YOUR OBJECTIVE :: State the number of lines that contain the word "page", and add nothing else.

____________________

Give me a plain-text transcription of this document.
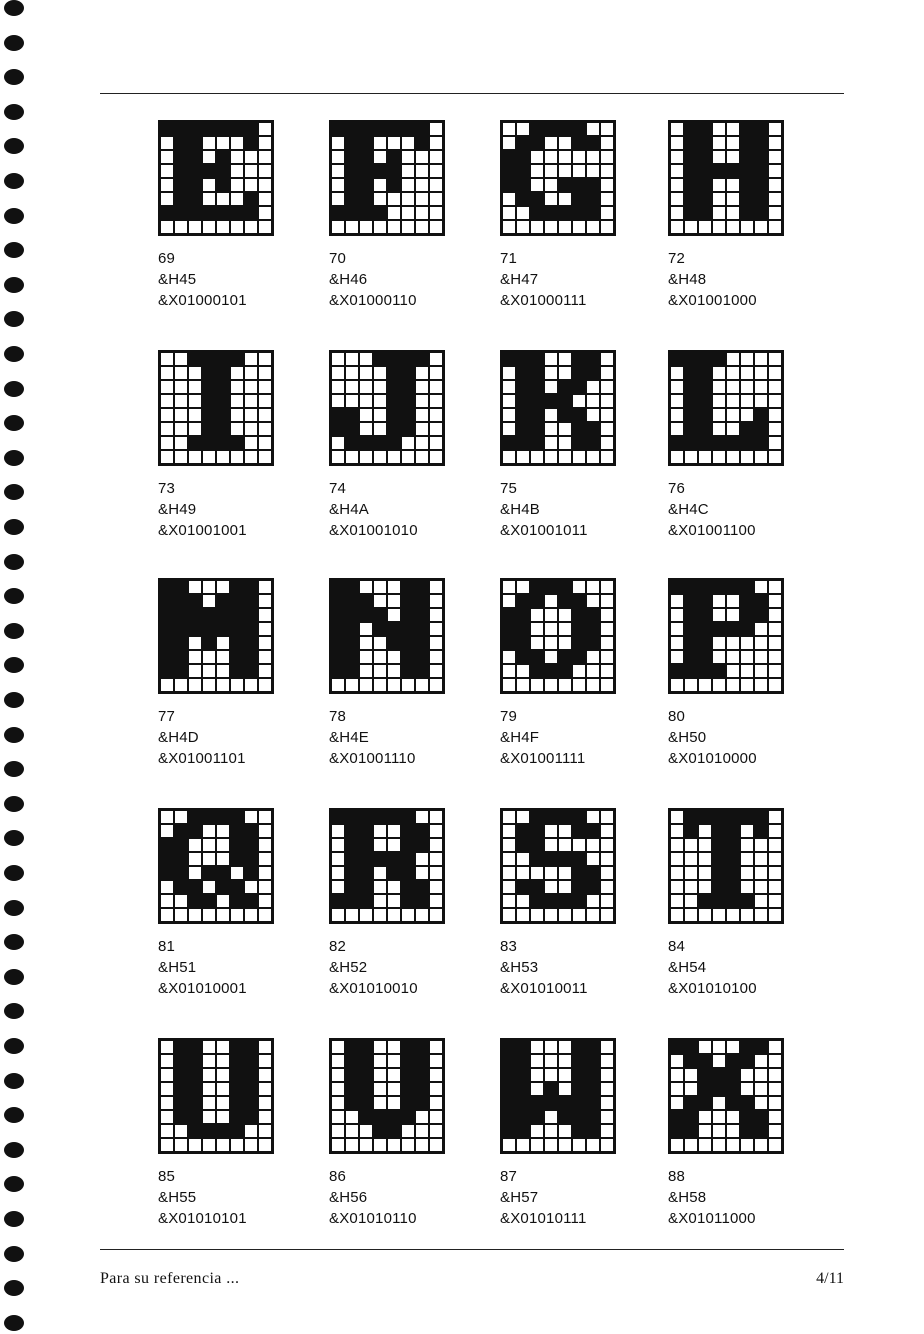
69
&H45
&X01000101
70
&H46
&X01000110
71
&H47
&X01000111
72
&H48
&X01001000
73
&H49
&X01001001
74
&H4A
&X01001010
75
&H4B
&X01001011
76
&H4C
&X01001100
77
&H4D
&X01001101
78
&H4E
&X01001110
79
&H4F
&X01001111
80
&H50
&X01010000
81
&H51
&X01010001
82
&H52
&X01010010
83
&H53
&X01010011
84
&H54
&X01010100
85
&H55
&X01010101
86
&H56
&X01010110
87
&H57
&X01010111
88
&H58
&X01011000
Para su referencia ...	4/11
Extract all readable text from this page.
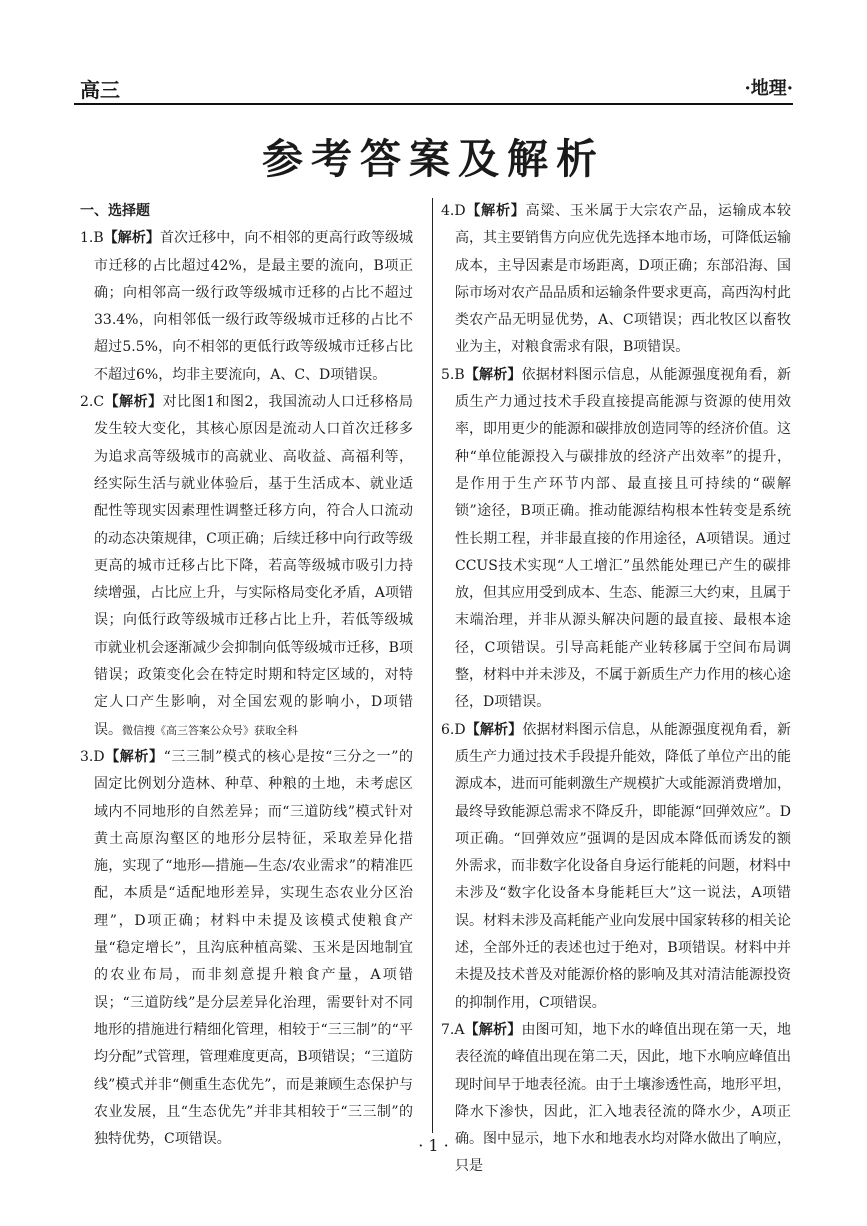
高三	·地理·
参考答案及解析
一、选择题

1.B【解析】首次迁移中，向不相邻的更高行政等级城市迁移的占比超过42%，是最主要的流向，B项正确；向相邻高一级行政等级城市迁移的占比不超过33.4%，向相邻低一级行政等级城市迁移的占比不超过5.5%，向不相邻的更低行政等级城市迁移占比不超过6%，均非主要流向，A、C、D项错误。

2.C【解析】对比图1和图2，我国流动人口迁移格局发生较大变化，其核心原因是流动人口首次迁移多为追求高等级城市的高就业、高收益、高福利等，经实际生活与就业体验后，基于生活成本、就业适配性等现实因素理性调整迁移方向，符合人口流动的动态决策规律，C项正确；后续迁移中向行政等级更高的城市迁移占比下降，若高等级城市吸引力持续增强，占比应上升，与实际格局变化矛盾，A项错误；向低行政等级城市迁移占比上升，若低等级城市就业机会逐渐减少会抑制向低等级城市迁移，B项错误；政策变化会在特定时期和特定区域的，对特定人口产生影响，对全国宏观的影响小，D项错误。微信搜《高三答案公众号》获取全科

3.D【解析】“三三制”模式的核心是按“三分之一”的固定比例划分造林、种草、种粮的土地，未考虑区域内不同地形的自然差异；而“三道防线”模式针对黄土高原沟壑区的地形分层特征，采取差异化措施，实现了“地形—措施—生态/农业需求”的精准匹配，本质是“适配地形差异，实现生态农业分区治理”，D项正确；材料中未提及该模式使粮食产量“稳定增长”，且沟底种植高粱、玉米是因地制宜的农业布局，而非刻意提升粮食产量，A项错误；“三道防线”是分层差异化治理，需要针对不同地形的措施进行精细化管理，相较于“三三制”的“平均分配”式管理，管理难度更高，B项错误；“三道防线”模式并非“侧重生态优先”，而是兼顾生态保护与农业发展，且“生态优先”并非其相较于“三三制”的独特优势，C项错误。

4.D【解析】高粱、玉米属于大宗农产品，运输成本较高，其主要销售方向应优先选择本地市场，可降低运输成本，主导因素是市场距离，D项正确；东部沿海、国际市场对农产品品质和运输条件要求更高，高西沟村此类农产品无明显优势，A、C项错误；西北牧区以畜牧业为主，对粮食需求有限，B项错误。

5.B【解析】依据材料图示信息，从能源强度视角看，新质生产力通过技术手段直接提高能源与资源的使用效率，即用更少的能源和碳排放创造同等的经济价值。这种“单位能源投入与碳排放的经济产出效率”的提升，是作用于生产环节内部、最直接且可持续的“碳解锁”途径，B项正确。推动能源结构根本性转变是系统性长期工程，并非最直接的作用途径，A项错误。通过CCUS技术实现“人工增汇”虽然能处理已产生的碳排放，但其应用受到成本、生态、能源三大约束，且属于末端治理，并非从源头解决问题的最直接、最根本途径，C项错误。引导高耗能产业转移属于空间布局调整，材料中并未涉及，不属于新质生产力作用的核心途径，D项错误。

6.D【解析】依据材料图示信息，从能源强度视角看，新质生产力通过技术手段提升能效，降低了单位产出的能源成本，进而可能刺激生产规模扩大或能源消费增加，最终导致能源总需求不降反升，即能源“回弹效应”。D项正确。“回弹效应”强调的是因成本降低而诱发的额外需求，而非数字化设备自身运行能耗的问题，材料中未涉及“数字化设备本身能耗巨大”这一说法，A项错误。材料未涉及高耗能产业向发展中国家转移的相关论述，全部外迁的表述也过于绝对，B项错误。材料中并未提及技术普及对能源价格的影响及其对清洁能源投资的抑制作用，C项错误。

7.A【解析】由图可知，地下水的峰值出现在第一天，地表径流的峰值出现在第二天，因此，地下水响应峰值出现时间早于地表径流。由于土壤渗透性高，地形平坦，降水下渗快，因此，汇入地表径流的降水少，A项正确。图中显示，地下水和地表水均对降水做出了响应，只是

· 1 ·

____________________

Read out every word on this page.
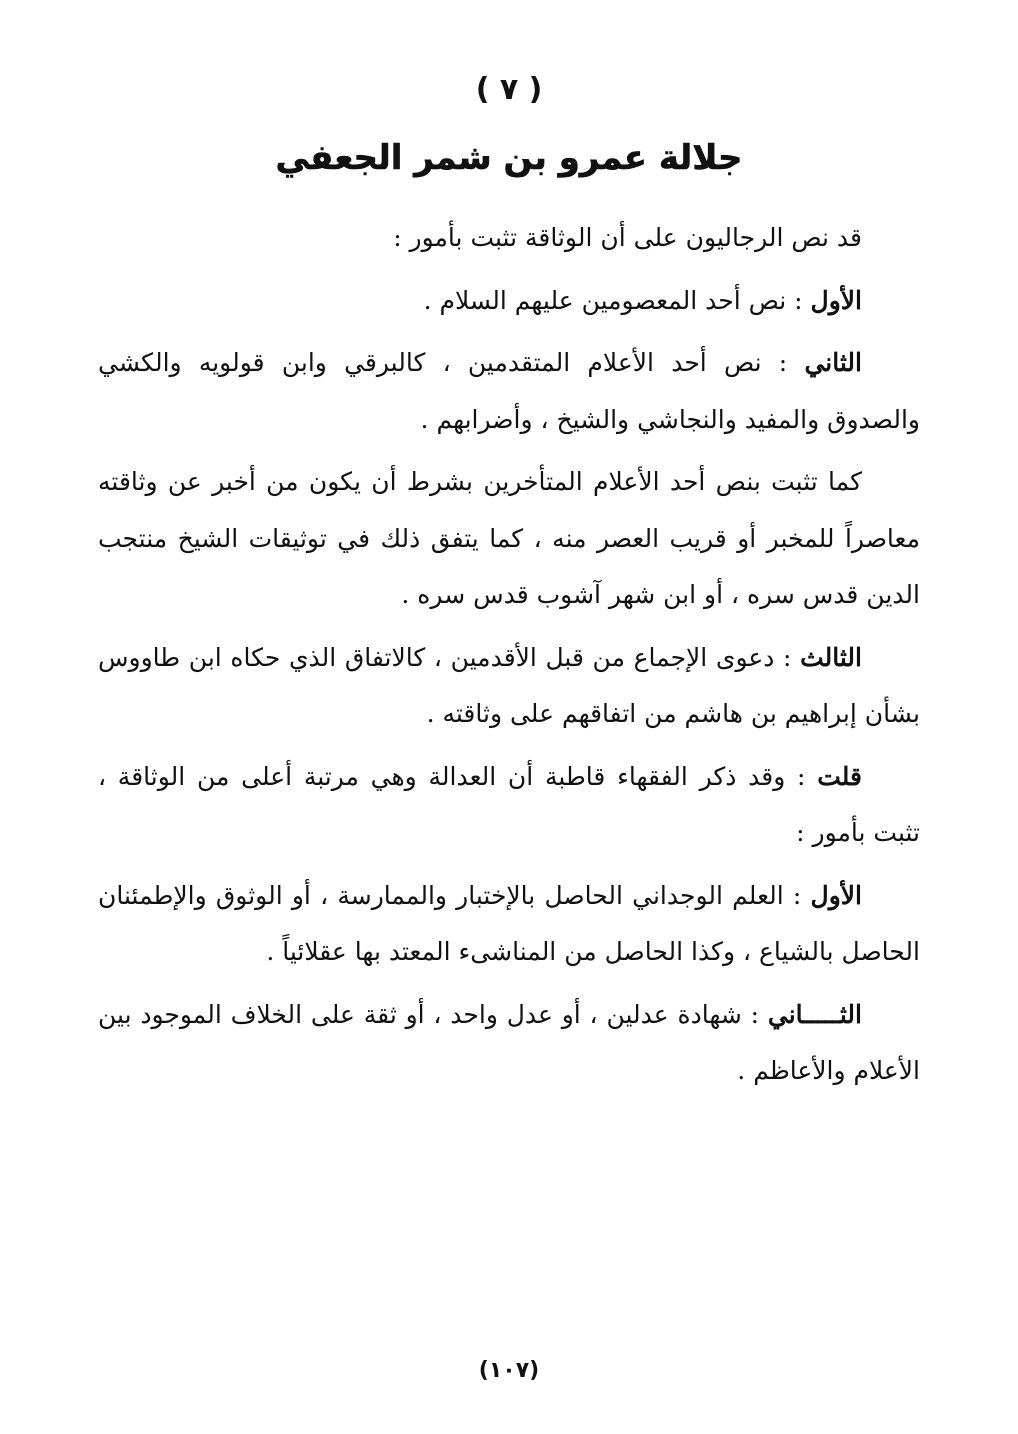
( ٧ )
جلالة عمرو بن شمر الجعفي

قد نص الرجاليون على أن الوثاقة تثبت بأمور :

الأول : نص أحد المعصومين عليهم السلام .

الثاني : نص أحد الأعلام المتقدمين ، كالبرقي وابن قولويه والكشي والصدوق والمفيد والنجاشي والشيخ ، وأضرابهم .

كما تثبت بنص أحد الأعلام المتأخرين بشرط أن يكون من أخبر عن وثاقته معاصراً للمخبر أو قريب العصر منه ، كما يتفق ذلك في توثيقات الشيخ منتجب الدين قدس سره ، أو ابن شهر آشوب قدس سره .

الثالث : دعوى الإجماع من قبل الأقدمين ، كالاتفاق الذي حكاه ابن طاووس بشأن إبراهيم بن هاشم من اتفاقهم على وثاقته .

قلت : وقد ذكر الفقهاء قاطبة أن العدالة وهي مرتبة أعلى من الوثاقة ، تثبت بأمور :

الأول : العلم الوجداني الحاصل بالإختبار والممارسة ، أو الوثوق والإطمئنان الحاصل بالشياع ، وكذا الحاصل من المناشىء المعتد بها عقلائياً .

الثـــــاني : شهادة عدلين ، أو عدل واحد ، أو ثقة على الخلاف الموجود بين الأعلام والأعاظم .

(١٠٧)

____________________

FINAL ANSWER :: 2